[Stored items from a collection]
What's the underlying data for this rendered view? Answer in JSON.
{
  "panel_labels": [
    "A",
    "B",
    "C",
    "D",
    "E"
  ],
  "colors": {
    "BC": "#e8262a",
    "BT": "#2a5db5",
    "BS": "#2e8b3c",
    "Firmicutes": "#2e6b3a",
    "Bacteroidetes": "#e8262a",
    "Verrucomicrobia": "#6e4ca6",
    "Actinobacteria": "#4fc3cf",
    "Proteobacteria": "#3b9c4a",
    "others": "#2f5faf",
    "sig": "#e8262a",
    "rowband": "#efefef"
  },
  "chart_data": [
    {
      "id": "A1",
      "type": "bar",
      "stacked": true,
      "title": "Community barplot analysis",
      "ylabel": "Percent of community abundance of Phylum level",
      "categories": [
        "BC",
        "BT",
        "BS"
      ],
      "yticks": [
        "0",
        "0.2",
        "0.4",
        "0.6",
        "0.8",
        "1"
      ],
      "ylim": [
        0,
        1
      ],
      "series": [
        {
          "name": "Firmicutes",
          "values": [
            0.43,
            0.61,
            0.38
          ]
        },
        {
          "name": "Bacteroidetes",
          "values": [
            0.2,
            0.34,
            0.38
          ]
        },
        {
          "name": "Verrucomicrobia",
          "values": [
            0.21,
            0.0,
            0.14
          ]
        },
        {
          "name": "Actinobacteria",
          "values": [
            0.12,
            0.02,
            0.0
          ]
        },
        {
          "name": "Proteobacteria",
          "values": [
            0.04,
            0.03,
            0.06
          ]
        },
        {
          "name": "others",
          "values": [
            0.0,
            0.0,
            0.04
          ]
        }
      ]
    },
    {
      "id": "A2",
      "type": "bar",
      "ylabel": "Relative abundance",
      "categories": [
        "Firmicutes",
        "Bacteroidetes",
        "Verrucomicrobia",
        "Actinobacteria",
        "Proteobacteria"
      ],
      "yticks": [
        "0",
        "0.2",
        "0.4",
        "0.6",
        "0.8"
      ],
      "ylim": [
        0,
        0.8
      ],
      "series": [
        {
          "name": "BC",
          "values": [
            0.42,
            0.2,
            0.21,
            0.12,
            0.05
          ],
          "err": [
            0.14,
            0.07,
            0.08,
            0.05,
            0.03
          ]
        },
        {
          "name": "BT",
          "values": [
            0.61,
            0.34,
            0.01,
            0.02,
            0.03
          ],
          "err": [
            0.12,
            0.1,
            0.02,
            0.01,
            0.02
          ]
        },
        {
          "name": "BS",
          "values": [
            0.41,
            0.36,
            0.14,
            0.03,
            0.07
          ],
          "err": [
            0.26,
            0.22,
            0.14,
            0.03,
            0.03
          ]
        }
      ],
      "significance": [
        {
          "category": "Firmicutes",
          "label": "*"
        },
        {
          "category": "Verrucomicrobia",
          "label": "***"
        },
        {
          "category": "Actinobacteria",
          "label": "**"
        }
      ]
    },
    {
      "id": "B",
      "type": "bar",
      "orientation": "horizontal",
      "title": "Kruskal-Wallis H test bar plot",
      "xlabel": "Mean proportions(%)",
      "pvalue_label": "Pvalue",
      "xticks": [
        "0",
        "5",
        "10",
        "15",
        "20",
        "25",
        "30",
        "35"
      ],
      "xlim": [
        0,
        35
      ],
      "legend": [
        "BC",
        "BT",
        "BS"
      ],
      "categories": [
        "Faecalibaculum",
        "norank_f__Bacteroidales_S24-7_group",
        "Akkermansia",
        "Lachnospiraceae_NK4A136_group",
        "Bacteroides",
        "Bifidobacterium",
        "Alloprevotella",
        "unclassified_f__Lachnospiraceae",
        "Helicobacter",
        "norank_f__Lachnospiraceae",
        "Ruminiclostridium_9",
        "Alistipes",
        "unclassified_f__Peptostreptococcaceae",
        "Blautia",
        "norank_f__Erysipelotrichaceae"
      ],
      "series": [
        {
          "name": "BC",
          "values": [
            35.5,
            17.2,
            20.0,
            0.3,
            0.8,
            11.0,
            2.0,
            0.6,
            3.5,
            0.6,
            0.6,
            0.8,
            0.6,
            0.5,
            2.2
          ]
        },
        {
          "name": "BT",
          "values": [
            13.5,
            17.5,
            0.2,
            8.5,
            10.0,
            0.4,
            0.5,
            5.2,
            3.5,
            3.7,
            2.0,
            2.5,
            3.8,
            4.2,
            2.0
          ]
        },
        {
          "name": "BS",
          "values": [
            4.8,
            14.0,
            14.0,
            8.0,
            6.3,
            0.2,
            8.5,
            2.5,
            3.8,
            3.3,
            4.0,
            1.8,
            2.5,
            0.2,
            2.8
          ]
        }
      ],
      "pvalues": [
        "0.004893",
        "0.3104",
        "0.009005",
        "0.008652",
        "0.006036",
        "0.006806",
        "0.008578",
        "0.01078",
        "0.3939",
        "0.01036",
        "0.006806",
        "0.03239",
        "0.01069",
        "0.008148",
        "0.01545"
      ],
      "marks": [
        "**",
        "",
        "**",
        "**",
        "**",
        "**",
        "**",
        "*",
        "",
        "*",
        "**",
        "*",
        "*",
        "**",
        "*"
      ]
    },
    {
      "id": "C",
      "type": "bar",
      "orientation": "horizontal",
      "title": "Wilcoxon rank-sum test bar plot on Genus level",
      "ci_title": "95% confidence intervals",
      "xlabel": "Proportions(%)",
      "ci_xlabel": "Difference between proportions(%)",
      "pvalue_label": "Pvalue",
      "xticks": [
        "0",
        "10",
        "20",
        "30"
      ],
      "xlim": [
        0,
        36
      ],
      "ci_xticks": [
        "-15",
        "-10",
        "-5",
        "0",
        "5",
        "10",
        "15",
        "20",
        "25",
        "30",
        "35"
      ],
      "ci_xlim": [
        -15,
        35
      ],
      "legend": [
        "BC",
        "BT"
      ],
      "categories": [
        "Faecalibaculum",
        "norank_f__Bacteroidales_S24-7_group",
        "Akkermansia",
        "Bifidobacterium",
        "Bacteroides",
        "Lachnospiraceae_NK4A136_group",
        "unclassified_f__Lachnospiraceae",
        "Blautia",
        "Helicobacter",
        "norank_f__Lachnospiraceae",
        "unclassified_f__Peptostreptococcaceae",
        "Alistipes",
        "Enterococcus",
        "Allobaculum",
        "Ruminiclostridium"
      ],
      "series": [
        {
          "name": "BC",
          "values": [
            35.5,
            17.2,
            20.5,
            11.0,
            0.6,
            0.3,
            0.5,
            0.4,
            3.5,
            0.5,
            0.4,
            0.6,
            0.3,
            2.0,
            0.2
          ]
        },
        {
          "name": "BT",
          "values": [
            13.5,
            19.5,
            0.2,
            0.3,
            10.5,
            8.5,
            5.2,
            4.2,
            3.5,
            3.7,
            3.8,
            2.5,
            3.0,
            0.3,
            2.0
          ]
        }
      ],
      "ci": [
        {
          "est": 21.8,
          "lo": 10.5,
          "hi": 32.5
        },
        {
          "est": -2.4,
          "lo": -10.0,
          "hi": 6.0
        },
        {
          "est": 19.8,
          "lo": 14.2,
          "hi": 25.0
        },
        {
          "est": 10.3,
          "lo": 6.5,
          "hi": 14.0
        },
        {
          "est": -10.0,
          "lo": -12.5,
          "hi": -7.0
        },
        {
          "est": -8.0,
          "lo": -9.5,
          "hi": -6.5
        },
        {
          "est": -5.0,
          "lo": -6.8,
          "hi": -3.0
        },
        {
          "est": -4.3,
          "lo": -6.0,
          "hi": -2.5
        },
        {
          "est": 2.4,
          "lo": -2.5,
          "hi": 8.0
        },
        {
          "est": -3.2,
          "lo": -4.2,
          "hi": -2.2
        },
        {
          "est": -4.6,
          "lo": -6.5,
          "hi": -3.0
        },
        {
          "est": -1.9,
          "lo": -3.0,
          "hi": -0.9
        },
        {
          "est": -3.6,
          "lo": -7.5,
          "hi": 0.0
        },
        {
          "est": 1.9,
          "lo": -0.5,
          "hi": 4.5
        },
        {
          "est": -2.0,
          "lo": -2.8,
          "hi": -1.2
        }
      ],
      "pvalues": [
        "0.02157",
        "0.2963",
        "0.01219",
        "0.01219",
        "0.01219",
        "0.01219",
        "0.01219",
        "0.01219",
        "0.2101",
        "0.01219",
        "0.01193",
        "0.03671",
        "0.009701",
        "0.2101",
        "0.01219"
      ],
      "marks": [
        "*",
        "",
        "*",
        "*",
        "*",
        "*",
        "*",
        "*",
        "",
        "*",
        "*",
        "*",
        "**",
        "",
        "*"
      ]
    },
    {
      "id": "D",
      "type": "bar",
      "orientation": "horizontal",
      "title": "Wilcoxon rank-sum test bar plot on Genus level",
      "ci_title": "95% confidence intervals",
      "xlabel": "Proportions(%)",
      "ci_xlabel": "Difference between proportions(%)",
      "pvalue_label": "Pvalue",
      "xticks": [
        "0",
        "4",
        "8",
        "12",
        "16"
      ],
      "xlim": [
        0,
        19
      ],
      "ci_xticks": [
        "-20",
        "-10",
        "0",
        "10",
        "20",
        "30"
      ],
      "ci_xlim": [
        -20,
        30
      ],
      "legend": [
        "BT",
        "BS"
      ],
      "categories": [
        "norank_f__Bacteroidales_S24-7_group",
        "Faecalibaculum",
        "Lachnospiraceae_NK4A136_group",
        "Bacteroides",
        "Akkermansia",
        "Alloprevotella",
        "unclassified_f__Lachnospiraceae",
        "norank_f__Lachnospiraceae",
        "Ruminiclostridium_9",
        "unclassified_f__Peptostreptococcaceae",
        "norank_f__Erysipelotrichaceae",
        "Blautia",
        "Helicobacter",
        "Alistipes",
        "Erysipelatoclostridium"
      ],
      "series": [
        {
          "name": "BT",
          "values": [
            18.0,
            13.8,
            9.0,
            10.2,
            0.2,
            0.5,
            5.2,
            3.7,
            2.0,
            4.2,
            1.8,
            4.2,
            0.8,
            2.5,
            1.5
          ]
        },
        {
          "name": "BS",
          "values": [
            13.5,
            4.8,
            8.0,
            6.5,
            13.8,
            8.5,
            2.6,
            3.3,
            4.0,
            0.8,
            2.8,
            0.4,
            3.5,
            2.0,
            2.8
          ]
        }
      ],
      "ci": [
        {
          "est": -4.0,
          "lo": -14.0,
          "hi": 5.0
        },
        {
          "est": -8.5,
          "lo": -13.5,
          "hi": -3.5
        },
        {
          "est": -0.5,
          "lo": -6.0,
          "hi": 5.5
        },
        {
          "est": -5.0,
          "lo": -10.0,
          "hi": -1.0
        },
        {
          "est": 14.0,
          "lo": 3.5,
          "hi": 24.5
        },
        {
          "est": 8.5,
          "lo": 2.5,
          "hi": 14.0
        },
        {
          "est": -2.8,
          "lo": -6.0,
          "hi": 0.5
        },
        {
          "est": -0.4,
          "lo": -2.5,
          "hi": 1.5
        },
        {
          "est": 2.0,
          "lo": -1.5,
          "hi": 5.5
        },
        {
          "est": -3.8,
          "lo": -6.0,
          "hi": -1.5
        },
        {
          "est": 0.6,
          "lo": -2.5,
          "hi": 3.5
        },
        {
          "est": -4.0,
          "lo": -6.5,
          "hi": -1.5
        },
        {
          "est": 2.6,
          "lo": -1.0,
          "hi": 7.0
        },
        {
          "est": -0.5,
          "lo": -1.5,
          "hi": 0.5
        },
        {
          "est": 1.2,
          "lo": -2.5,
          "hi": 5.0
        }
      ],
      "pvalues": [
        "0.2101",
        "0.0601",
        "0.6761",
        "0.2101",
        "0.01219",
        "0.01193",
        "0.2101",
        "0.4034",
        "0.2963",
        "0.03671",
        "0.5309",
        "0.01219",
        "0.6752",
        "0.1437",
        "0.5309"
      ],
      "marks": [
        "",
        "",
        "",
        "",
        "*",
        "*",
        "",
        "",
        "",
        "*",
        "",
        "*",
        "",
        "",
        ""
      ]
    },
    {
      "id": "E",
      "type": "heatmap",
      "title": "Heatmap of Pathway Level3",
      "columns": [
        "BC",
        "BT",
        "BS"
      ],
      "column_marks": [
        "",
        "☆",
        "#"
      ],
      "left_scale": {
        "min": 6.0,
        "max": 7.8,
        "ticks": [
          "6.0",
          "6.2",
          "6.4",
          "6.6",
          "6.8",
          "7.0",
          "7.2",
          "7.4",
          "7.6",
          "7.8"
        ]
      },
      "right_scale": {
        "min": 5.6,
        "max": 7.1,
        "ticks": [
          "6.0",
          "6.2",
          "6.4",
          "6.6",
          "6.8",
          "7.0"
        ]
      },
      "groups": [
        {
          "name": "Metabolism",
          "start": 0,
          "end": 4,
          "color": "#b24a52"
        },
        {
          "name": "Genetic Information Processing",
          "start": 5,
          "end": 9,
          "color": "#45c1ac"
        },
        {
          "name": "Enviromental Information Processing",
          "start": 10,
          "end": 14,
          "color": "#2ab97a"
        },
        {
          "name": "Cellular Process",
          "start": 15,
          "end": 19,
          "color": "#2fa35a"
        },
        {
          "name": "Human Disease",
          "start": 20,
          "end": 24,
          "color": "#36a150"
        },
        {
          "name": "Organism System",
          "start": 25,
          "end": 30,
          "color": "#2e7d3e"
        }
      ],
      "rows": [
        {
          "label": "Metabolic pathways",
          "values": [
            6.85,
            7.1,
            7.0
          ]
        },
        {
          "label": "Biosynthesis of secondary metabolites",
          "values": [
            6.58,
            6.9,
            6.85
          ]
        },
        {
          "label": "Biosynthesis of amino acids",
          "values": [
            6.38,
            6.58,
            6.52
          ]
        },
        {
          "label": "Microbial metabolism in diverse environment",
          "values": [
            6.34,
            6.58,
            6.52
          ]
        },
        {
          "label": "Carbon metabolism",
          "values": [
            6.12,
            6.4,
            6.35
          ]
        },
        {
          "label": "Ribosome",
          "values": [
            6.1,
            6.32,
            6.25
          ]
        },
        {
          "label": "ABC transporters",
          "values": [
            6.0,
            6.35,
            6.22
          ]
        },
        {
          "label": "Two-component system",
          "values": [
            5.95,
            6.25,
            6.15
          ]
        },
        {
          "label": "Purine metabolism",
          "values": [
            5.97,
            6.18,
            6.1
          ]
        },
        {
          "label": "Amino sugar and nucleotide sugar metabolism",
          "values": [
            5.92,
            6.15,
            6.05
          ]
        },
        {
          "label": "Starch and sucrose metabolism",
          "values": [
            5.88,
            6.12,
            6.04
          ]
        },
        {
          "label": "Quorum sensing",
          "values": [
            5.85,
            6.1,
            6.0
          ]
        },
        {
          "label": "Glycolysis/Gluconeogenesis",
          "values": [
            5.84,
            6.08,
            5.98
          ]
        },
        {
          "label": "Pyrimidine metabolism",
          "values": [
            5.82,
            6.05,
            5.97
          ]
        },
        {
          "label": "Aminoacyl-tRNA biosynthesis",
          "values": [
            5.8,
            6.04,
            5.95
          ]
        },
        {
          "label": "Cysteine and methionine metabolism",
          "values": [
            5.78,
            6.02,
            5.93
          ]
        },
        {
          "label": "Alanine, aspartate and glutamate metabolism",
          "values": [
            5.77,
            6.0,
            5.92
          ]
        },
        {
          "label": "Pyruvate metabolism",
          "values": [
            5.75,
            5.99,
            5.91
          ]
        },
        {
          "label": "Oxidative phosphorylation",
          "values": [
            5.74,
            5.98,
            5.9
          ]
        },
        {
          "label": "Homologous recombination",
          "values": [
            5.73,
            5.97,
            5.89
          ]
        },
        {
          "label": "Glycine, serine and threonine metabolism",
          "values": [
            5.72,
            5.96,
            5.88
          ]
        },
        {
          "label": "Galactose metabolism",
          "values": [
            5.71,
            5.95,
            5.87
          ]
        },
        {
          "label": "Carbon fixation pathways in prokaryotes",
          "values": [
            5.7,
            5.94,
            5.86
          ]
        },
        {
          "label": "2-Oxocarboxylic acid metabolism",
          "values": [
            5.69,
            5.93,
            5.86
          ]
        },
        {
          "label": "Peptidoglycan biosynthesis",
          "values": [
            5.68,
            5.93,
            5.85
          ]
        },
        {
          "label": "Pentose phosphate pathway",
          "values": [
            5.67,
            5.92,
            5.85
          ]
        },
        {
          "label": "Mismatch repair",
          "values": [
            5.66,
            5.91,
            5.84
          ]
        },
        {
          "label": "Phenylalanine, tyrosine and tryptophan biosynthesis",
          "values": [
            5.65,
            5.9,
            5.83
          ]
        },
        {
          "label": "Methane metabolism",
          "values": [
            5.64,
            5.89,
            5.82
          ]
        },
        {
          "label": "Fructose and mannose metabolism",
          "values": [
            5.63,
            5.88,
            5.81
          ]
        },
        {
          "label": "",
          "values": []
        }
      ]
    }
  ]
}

- [Exercise objective] In which lines of the records does the word "Verrucomicrobia" appear? Copy each of them.

- [Solution for this exercise]
    "Verrucomicrobia": "#6e4ca6",
          "name": "Verrucomicrobia",
        "Verrucomicrobia",
          "category": "Verrucomicrobia",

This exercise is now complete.